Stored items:
★ ★ ★

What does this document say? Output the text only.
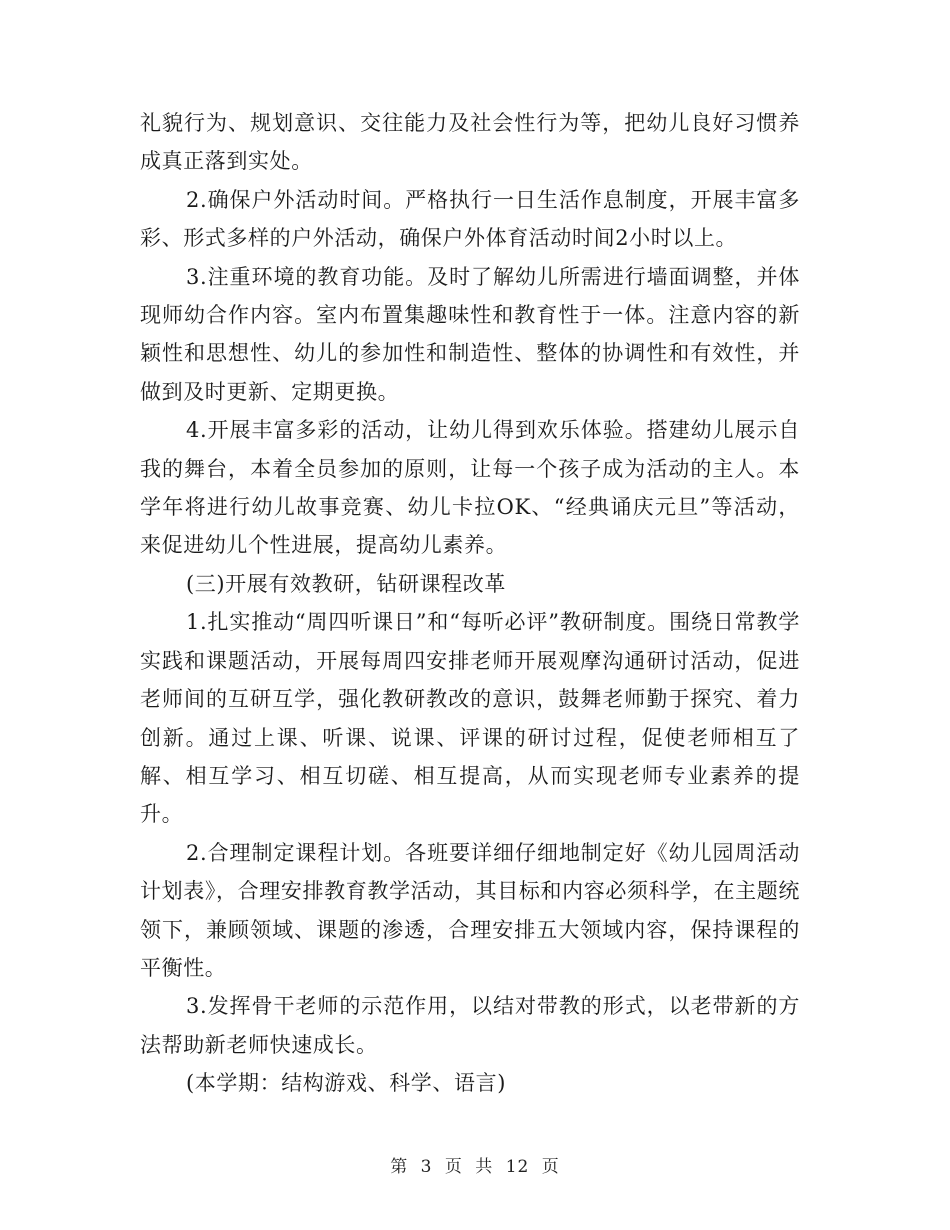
礼貌行为、规划意识、交往能力及社会性行为等，把幼儿良好习惯养成真正落到实处。

2.确保户外活动时间。严格执行一日生活作息制度，开展丰富多彩、形式多样的户外活动，确保户外体育活动时间2小时以上。

3.注重环境的教育功能。及时了解幼儿所需进行墙面调整，并体现师幼合作内容。室内布置集趣味性和教育性于一体。注意内容的新颖性和思想性、幼儿的参加性和制造性、整体的协调性和有效性，并做到及时更新、定期更换。

4.开展丰富多彩的活动，让幼儿得到欢乐体验。搭建幼儿展示自我的舞台，本着全员参加的原则，让每一个孩子成为活动的主人。本学年将进行幼儿故事竞赛、幼儿卡拉OK、“经典诵庆元旦”等活动，来促进幼儿个性进展，提高幼儿素养。

(三)开展有效教研，钻研课程改革

1.扎实推动“周四听课日”和“每听必评”教研制度。围绕日常教学实践和课题活动，开展每周四安排老师开展观摩沟通研讨活动，促进老师间的互研互学，强化教研教改的意识，鼓舞老师勤于探究、着力创新。通过上课、听课、说课、评课的研讨过程，促使老师相互了解、相互学习、相互切磋、相互提高，从而实现老师专业素养的提升。

2.合理制定课程计划。各班要详细仔细地制定好《幼儿园周活动计划表》，合理安排教育教学活动，其目标和内容必须科学，在主题统领下，兼顾领域、课题的渗透，合理安排五大领域内容，保持课程的平衡性。

3.发挥骨干老师的示范作用，以结对带教的形式，以老带新的方法帮助新老师快速成长。

(本学期：结构游戏、科学、语言)

第 3 页 共 12 页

★ ★ ★

GIVEN TASK —
Pictures in the records should not appear in your copy, but everything else must be transcribed exactly.

CORRECT RESULT —
What does this document say? Output the text only.
礼貌行为、规划意识、交往能力及社会性行为等，把幼儿良好习惯养成真正落到实处。

2.确保户外活动时间。严格执行一日生活作息制度，开展丰富多彩、形式多样的户外活动，确保户外体育活动时间2小时以上。

3.注重环境的教育功能。及时了解幼儿所需进行墙面调整，并体现师幼合作内容。室内布置集趣味性和教育性于一体。注意内容的新颖性和思想性、幼儿的参加性和制造性、整体的协调性和有效性，并做到及时更新、定期更换。

4.开展丰富多彩的活动，让幼儿得到欢乐体验。搭建幼儿展示自我的舞台，本着全员参加的原则，让每一个孩子成为活动的主人。本学年将进行幼儿故事竞赛、幼儿卡拉OK、“经典诵庆元旦”等活动，来促进幼儿个性进展，提高幼儿素养。

(三)开展有效教研，钻研课程改革

1.扎实推动“周四听课日”和“每听必评”教研制度。围绕日常教学实践和课题活动，开展每周四安排老师开展观摩沟通研讨活动，促进老师间的互研互学，强化教研教改的意识，鼓舞老师勤于探究、着力创新。通过上课、听课、说课、评课的研讨过程，促使老师相互了解、相互学习、相互切磋、相互提高，从而实现老师专业素养的提升。

2.合理制定课程计划。各班要详细仔细地制定好《幼儿园周活动计划表》，合理安排教育教学活动，其目标和内容必须科学，在主题统领下，兼顾领域、课题的渗透，合理安排五大领域内容，保持课程的平衡性。

3.发挥骨干老师的示范作用，以结对带教的形式，以老带新的方法帮助新老师快速成长。

(本学期：结构游戏、科学、语言)

第 3 页 共 12 页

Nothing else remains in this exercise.